Data entries:
## START

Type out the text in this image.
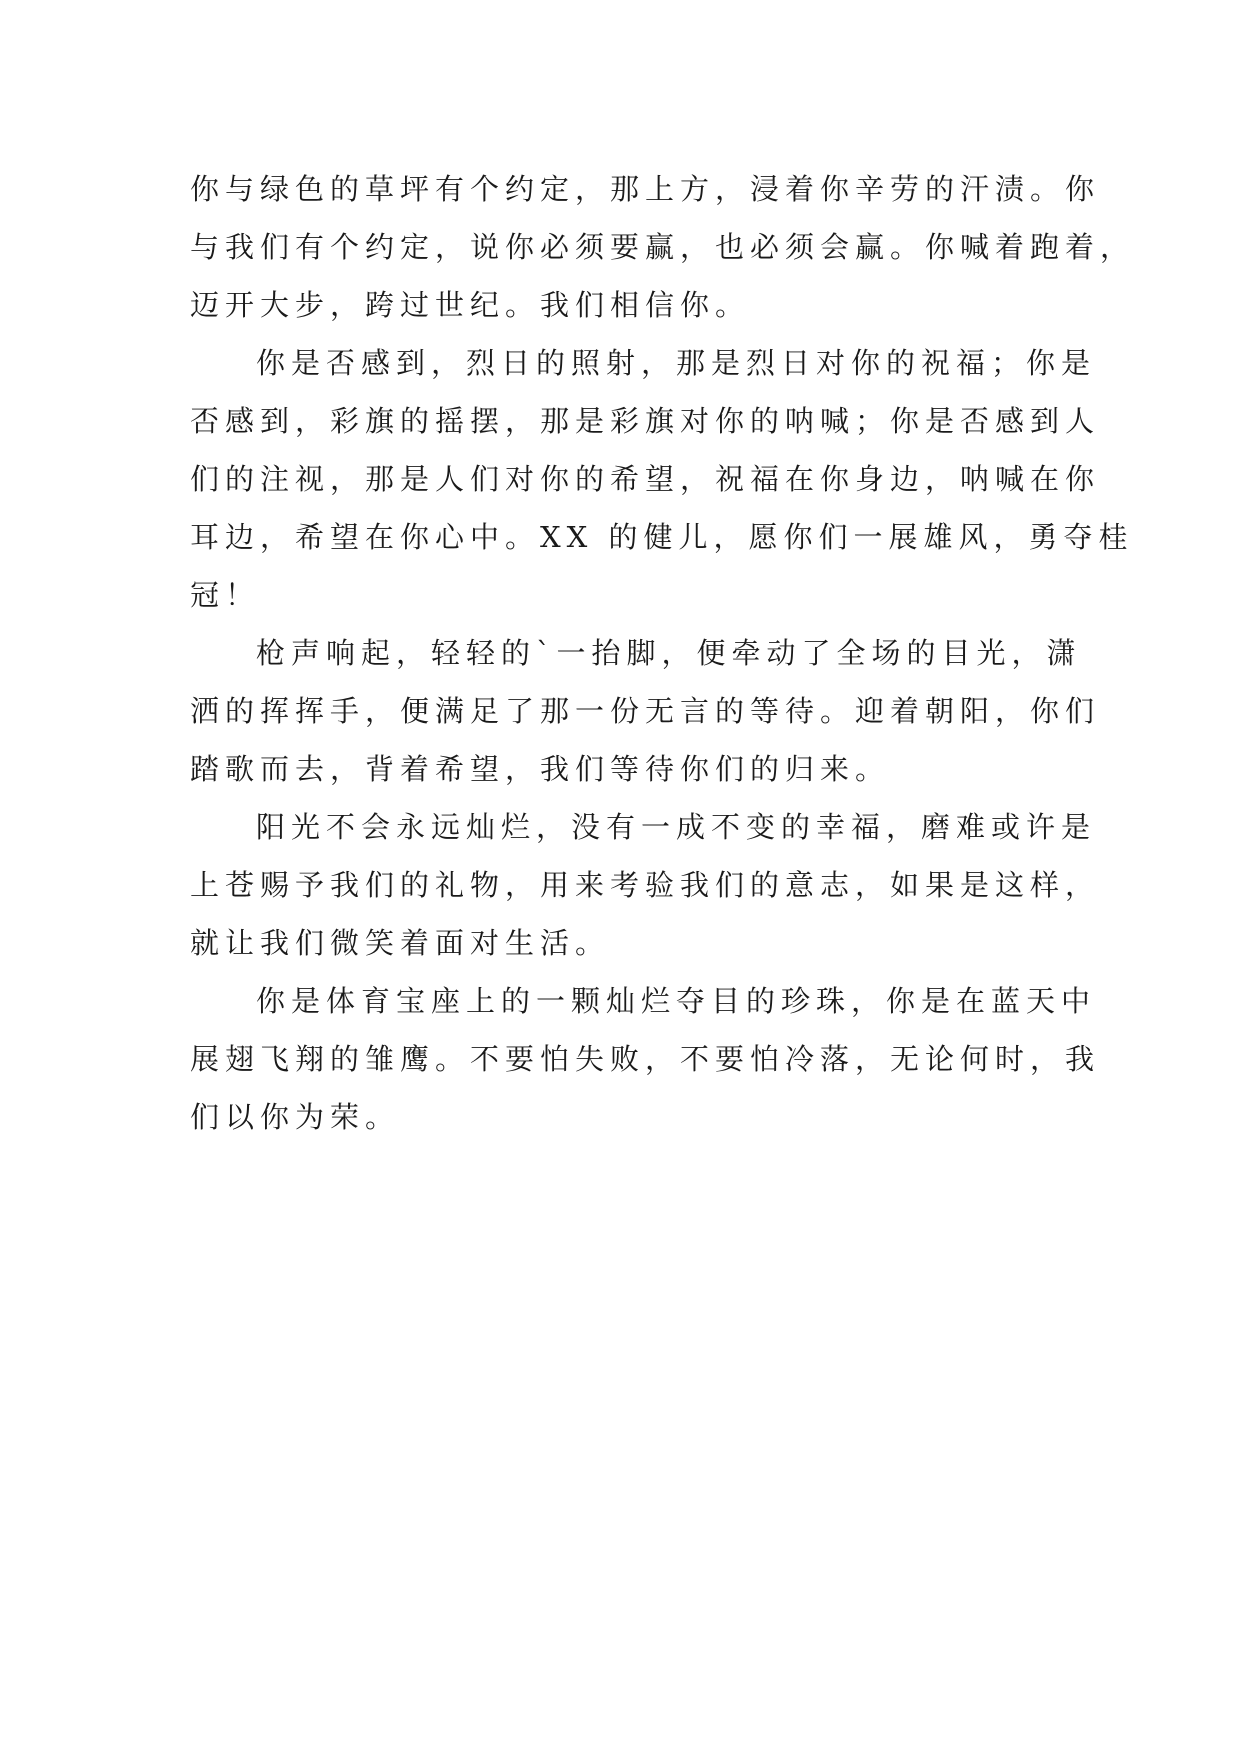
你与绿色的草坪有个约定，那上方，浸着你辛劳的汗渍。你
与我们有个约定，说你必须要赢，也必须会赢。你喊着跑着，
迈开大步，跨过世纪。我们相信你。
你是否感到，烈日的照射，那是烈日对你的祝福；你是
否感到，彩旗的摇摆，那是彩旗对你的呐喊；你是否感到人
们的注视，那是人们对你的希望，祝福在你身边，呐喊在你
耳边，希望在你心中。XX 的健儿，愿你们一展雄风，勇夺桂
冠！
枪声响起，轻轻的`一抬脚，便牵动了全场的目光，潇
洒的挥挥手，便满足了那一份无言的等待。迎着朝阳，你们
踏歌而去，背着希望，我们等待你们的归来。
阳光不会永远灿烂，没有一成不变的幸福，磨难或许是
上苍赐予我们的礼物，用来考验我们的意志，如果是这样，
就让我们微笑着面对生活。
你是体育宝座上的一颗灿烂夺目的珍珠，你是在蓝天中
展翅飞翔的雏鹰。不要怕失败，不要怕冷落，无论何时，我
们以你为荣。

## END
## START

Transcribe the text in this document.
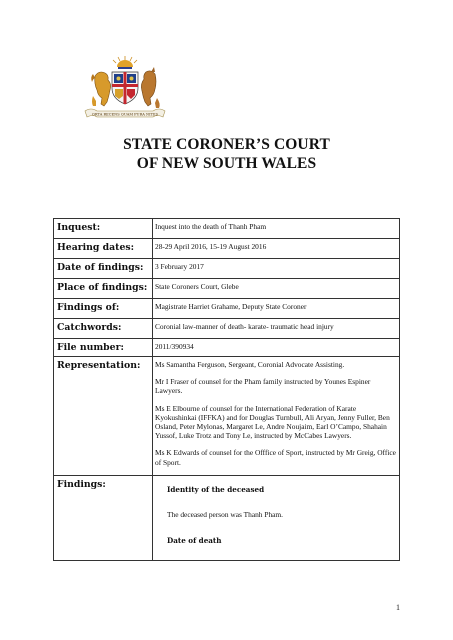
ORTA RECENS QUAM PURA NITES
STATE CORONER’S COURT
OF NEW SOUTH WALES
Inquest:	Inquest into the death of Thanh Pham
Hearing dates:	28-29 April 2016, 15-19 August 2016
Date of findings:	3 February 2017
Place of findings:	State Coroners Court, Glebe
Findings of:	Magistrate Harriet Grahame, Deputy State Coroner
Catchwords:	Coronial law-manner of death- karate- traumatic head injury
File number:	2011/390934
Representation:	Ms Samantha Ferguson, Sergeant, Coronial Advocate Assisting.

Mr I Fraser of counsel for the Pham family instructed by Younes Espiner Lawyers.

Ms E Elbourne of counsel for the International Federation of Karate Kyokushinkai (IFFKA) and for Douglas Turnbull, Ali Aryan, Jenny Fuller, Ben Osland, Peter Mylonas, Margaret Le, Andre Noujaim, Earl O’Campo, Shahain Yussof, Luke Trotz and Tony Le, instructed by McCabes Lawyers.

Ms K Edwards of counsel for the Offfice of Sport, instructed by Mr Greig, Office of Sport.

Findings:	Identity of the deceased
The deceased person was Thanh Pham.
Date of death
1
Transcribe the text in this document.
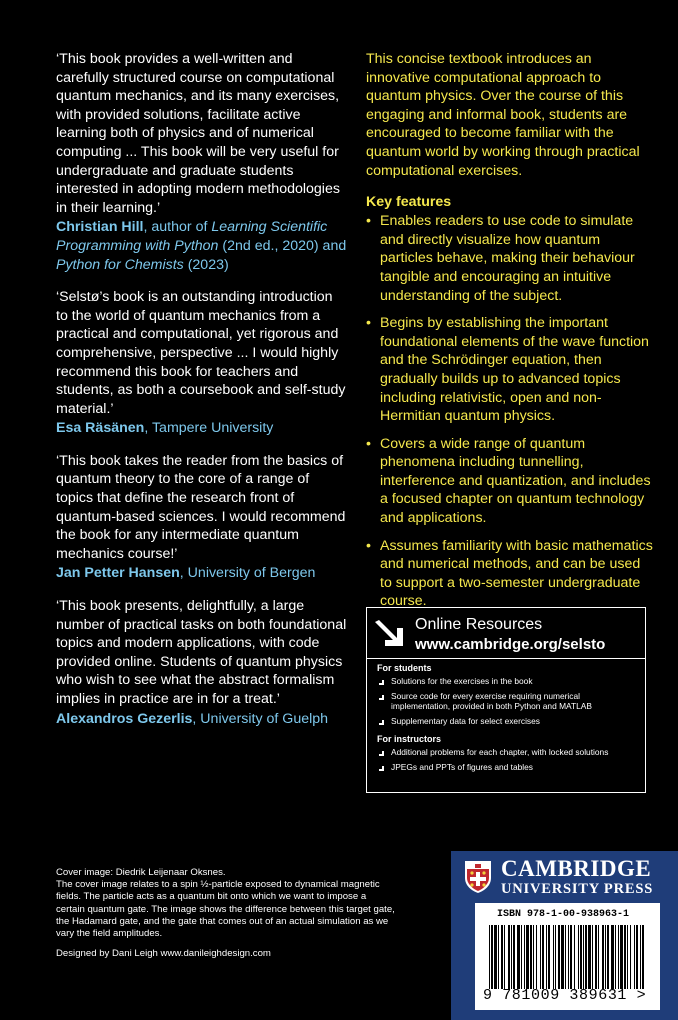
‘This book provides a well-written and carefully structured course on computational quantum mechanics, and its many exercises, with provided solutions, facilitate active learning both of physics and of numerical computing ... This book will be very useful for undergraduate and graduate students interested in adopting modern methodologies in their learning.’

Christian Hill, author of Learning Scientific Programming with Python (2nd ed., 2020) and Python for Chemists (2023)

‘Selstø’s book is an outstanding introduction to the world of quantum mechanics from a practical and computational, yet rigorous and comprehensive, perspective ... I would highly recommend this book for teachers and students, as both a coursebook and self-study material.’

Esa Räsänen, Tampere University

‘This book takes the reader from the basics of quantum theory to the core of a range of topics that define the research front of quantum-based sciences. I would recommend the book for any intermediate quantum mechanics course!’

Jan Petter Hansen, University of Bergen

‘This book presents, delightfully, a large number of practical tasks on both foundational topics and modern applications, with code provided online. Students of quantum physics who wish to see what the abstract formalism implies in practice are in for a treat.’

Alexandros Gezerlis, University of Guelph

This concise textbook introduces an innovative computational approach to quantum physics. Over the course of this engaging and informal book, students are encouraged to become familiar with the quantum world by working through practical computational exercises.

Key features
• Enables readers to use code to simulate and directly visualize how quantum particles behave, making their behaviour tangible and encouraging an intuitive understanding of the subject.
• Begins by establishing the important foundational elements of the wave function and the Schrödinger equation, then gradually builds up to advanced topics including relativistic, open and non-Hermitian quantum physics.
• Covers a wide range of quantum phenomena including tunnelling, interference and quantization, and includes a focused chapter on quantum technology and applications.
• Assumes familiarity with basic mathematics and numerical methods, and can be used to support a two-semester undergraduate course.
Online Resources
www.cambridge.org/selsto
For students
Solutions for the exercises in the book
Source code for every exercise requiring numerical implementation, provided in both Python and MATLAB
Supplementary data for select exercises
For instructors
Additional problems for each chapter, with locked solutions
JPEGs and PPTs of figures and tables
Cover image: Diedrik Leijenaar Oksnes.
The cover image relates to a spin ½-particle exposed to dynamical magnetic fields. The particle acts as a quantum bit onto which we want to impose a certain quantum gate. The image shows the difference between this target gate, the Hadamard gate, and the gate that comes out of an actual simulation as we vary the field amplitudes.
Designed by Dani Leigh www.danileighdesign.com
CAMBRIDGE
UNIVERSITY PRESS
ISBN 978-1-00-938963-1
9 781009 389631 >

## END

▶ _Problem requirements_
Pick out the lines containing the string "range" and show them.

▶ _Problem solution_
‘This book takes the reader from the basics of quantum theory to the core of a range of topics that define the research front of quantum-based sciences. I would recommend the book for any intermediate quantum mechanics course!’
• Covers a wide range of quantum phenomena including tunnelling, interference and quantization, and includes a focused chapter on quantum technology and applications.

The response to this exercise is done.